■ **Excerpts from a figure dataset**
============================================================

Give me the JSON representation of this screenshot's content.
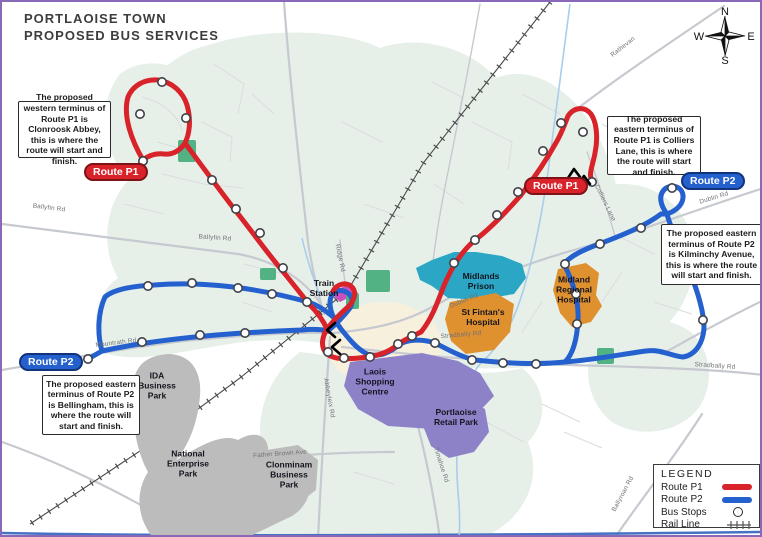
{
  "title": {
    "line1": "PORTLAOISE TOWN",
    "line2": "PROPOSED BUS SERVICES"
  },
  "compass": {
    "n": "N",
    "e": "E",
    "s": "S",
    "w": "W"
  },
  "routes": {
    "p1": {
      "label": "Route P1",
      "color": "#d8232a"
    },
    "p2": {
      "label": "Route P2",
      "color": "#2560cf"
    }
  },
  "callouts": [
    {
      "text": "The proposed western terminus of Route P1 is Clonroosk Abbey, this is where the route will start and finish."
    },
    {
      "text": "The proposed eastern terminus of Route P1 is Colliers Lane, this is where the route will start and finish."
    },
    {
      "text": "The proposed eastern terminus of Route P2 is Kilminchy Avenue, this is where the route will start and finish."
    },
    {
      "text": "The proposed eastern terminus of Route P2 is Bellingham, this is where the route will start and finish."
    }
  ],
  "areas": [
    {
      "label": "IDA\nBusiness\nPark",
      "color": "#bcbcbc"
    },
    {
      "label": "National\nEnterprise\nPark",
      "color": "#bcbcbc"
    },
    {
      "label": "Clonminam\nBusiness\nPark",
      "color": "#bcbcbc"
    },
    {
      "label": "Laois\nShopping\nCentre",
      "color": "#8d82c8"
    },
    {
      "label": "Portlaoise\nRetail Park",
      "color": "#8d82c8"
    },
    {
      "label": "Midlands\nPrison",
      "color": "#2ba7c5"
    },
    {
      "label": "St Fintan's\nHospital",
      "color": "#e0912f"
    },
    {
      "label": "Midland\nRegional\nHospital",
      "color": "#e0912f"
    },
    {
      "label": "Train\nStation",
      "color": "#c84fc0"
    }
  ],
  "roads": [
    "Ballyfin Rd",
    "Ballyfin Rd",
    "Mountrath Rd",
    "Dublin Rd",
    "Dublin Rd",
    "Stradbally Rd",
    "Stradbally Rd",
    "Timahoe Rd",
    "Abbeyleix Rd",
    "Father Brown Ave",
    "Ballyroan Rd",
    "Rathevan",
    "Colliers Lane",
    "Ridge Rd"
  ],
  "legend": {
    "title": "LEGEND",
    "items": [
      {
        "label": "Route P1",
        "symbol": "line",
        "color": "#d8232a"
      },
      {
        "label": "Route P2",
        "symbol": "line",
        "color": "#2560cf"
      },
      {
        "label": "Bus Stops",
        "symbol": "circle"
      },
      {
        "label": "Rail Line",
        "symbol": "rail"
      }
    ]
  }
}
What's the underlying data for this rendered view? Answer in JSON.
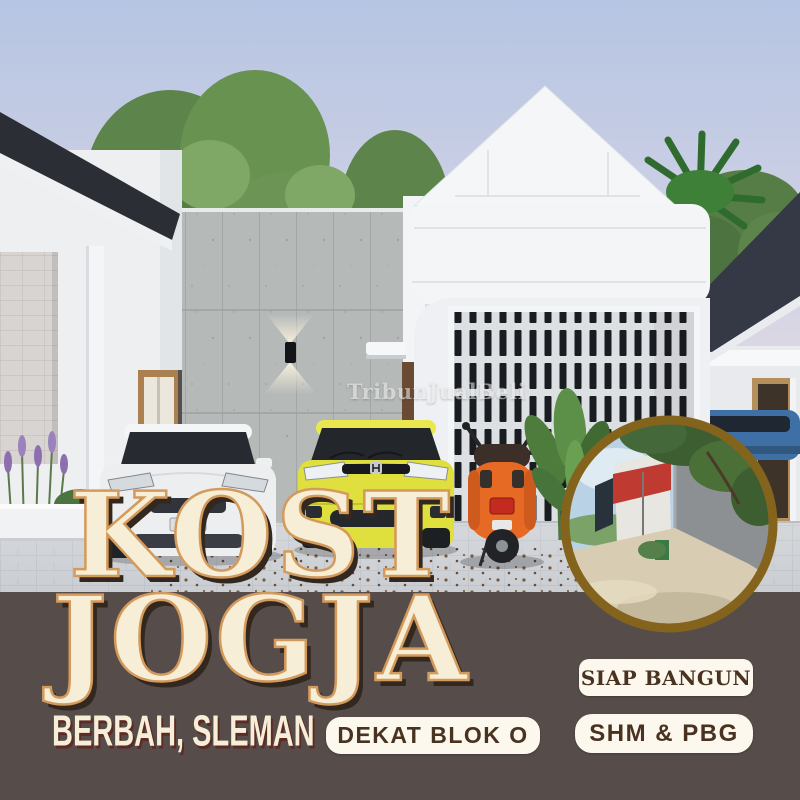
{
  "poster": {
    "title_line1": "KOST",
    "title_line2": "JOGJA",
    "location": "BERBAH, SLEMAN",
    "watermark": "TribunJualBeli",
    "badges": [
      {
        "id": "dekat-blok-o",
        "label": "DEKAT BLOK O"
      },
      {
        "id": "siap-bangun",
        "label": "SIAP BANGUN"
      },
      {
        "id": "shm-pbg",
        "label": "SHM & PBG"
      }
    ],
    "colors": {
      "matte": "#564d4a",
      "title_fill": "#f6eed6",
      "title_outline": "#d49a5c",
      "title_shadow": "#33281f",
      "badge_bg": "#fcf8ee",
      "badge_text": "#49321f",
      "location_text": "#f6eed6",
      "location_shadow": "#5d2b27",
      "inset_ring": "#84641c"
    },
    "scene_objects": [
      "dusk-sky",
      "trees",
      "left-neighbor-house",
      "stone-tile-wall",
      "wall-sconce-light",
      "entry-door",
      "main-house-gable",
      "breeze-block-screen",
      "palm-tree",
      "right-neighbor-house",
      "blue-suv",
      "white-sedan",
      "yellow-hatchback",
      "orange-scooter",
      "banana-plant",
      "lavender-plants",
      "paved-driveway",
      "street-photo-inset"
    ]
  }
}
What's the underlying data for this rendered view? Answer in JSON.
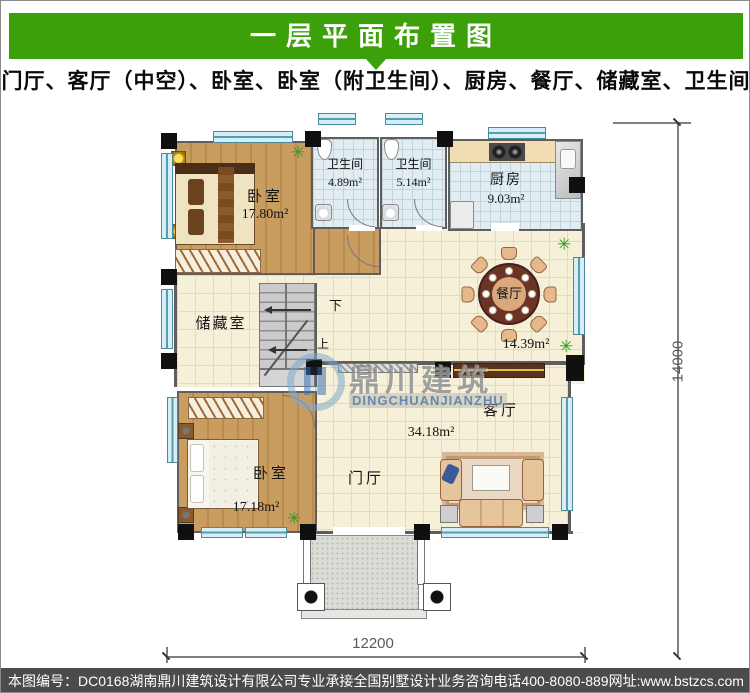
{
  "theme": {
    "accent_green": "#3BA00A",
    "footer_bg": "#4B4B4B",
    "window_blue": "#D6EEF6",
    "wood_brown": "#C49A5E"
  },
  "header": {
    "title": "一层平面布置图",
    "subtitle": "门厅、客厅（中空）、卧室、卧室（附卫生间）、厨房、餐厅、储藏室、卫生间"
  },
  "plan": {
    "rooms": {
      "bedroom_top": {
        "name": "卧室",
        "area": "17.80m²"
      },
      "bath_a": {
        "name": "卫生间",
        "area": "4.89m²"
      },
      "bath_b": {
        "name": "卫生间",
        "area": "5.14m²"
      },
      "kitchen": {
        "name": "厨房",
        "area": "9.03m²"
      },
      "dining": {
        "name": "餐厅",
        "area": "14.39m²"
      },
      "storage": {
        "name": "储藏室"
      },
      "bedroom_bottom": {
        "name": "卧室",
        "area": "17.18m²"
      },
      "foyer": {
        "name": "门厅"
      },
      "living": {
        "name": "客厅",
        "area": "34.18m²"
      }
    },
    "stairs": {
      "down_label": "下",
      "up_label": "上"
    },
    "dimensions": {
      "width_label": "12200",
      "height_label": "14000"
    }
  },
  "icons": {
    "plant": "✳"
  },
  "watermark": {
    "logo_cn": "鼎川建筑",
    "logo_en": "DINGCHUANJIANZHU"
  },
  "footer": {
    "drawing_no": "本图编号：DC0168",
    "company": "湖南鼎川建筑设计有限公司专业承接全国别墅设计业务",
    "phone": "咨询电话400-8080-889",
    "website": "网址:www.bstzcs.com"
  }
}
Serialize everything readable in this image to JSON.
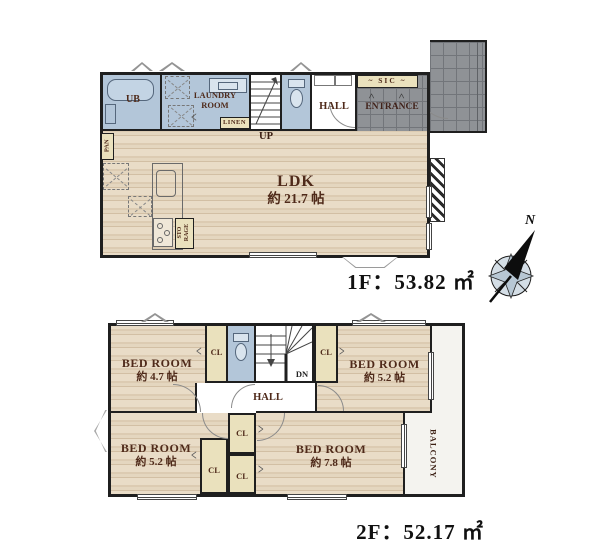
{
  "floor1": {
    "area_label": "1F：53.82 ㎡",
    "compass_label": "N",
    "labels": {
      "ub": "UB",
      "laundry": "LAUNDRY\nROOM",
      "linen": "LINEN",
      "up": "UP",
      "hall": "HALL",
      "sic": "~ SIC ~",
      "entrance": "ENTRANCE",
      "pan": "PAN",
      "storage": "STO\nRAGE",
      "ldk_name": "LDK",
      "ldk_size": "約 21.7 帖"
    }
  },
  "floor2": {
    "area_label": "2F：52.17 ㎡",
    "labels": {
      "bed1_name": "BED ROOM",
      "bed1_size": "約 4.7 帖",
      "bed2_name": "BED ROOM",
      "bed2_size": "約 5.2 帖",
      "bed3_name": "BED ROOM",
      "bed3_size": "約 5.2 帖",
      "bed4_name": "BED ROOM",
      "bed4_size": "約 7.8 帖",
      "cl": "CL",
      "dn": "DN",
      "hall": "HALL",
      "balcony": "BALCONY"
    }
  },
  "colors": {
    "wood": "#e4d6bf",
    "wet_blue": "#b3c6d9",
    "closet_beige": "#eae1bd",
    "tile_gray": "#8f9296",
    "balcony_white": "#f4f3ef",
    "wall": "#1f1f1f",
    "label_brown": "#4f2a1a"
  }
}
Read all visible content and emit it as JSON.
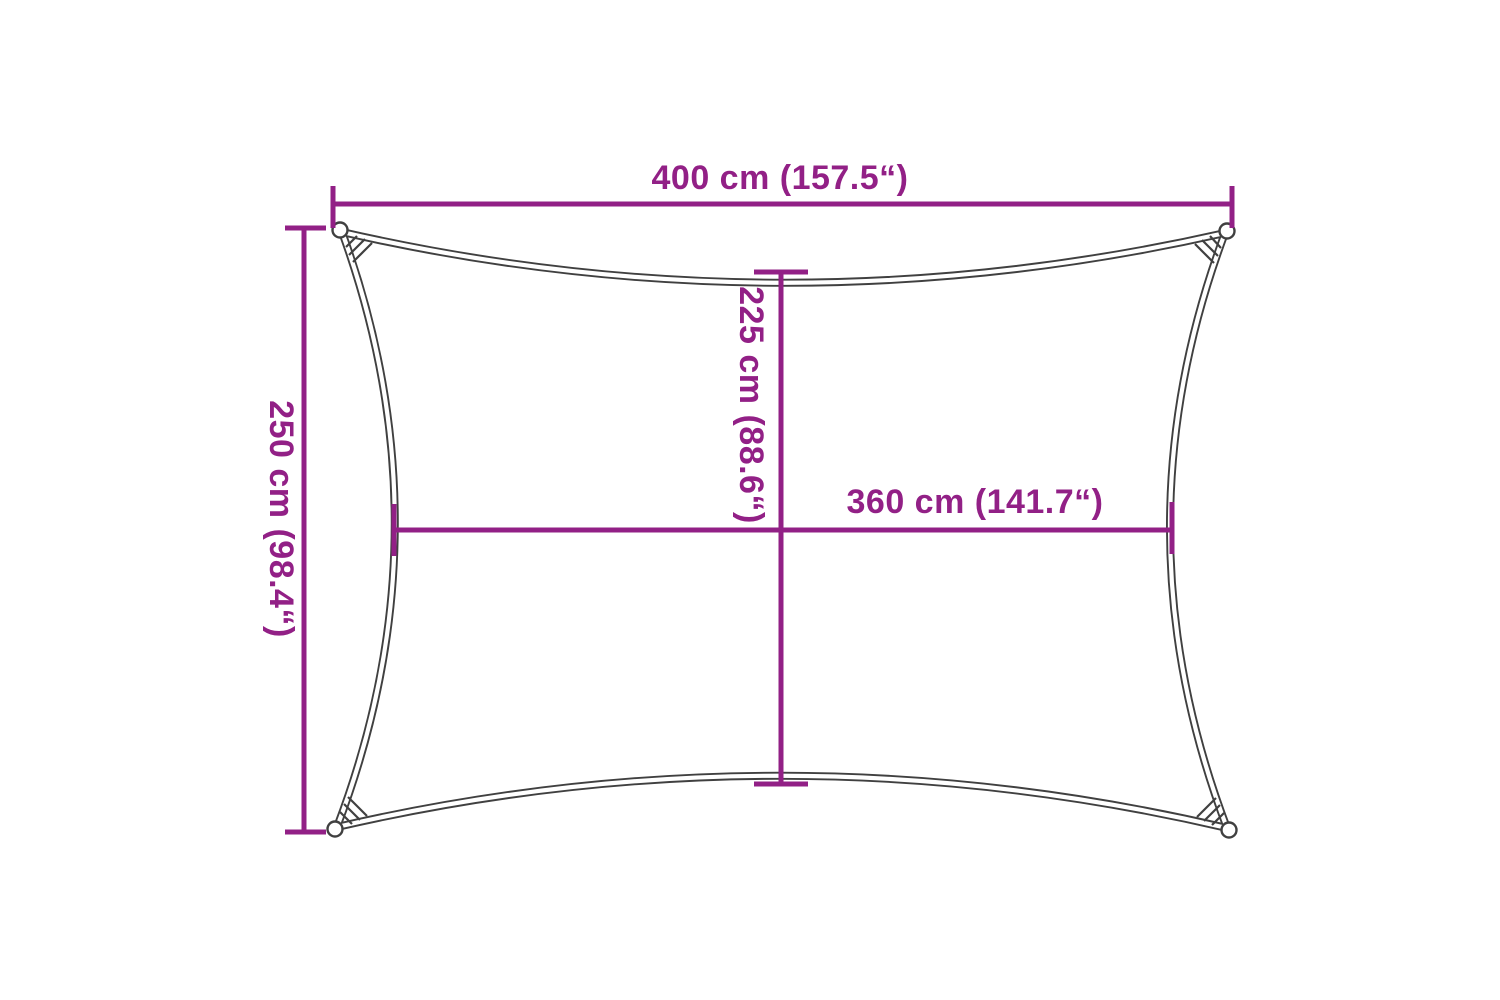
{
  "diagram": {
    "title": "rectangular shade sail dimension diagram",
    "background_color": "#ffffff",
    "colors": {
      "dimension_accent": "#922086",
      "outline_gray": "#404040"
    },
    "dimensions": {
      "top_width": {
        "label": "400 cm (157.5“)",
        "value_cm": 400,
        "value_in": 157.5
      },
      "left_height": {
        "label": "250 cm (98.4“)",
        "value_cm": 250,
        "value_in": 98.4
      },
      "center_height": {
        "label": "225 cm (88.6“)",
        "value_cm": 225,
        "value_in": 88.6
      },
      "center_width": {
        "label": "360 cm (141.7“)",
        "value_cm": 360,
        "value_in": 141.7
      }
    }
  }
}
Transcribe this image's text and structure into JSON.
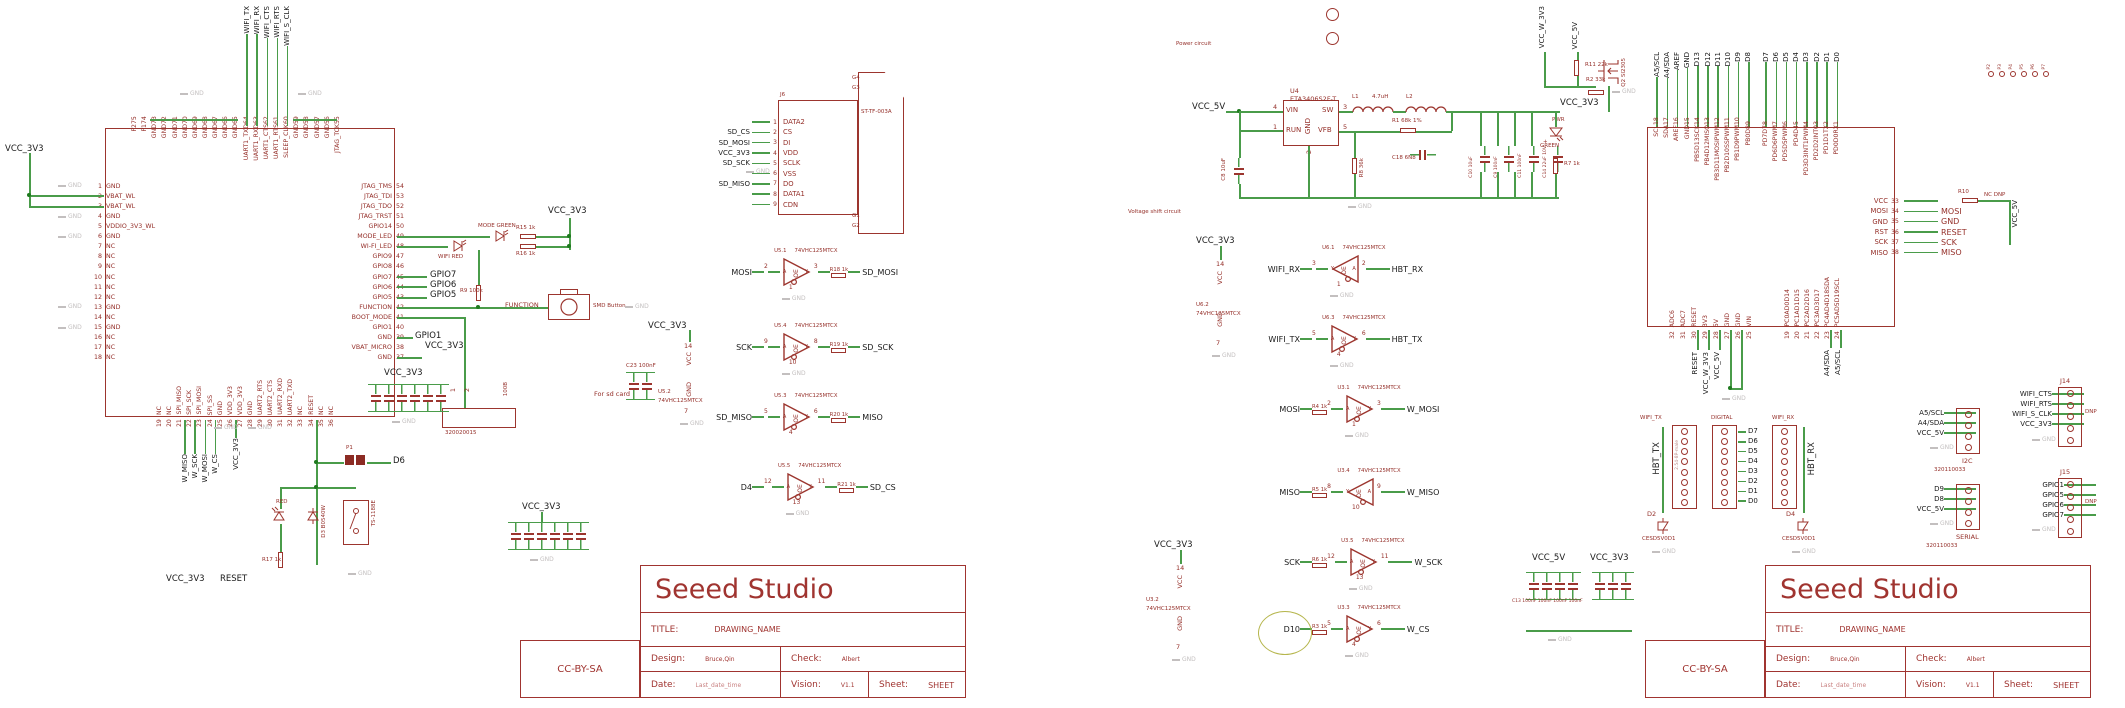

============================================================

■ **WHAT YOU SHOULD DO**
Show the lines of the material that contain the word "Colliers".

■ **SOLUTION TO THE EXERCISE**
      "text": "The proposed eastern terminus of Route P1 is Colliers Lane, this is where the route will start and finish."
    "Colliers Lane",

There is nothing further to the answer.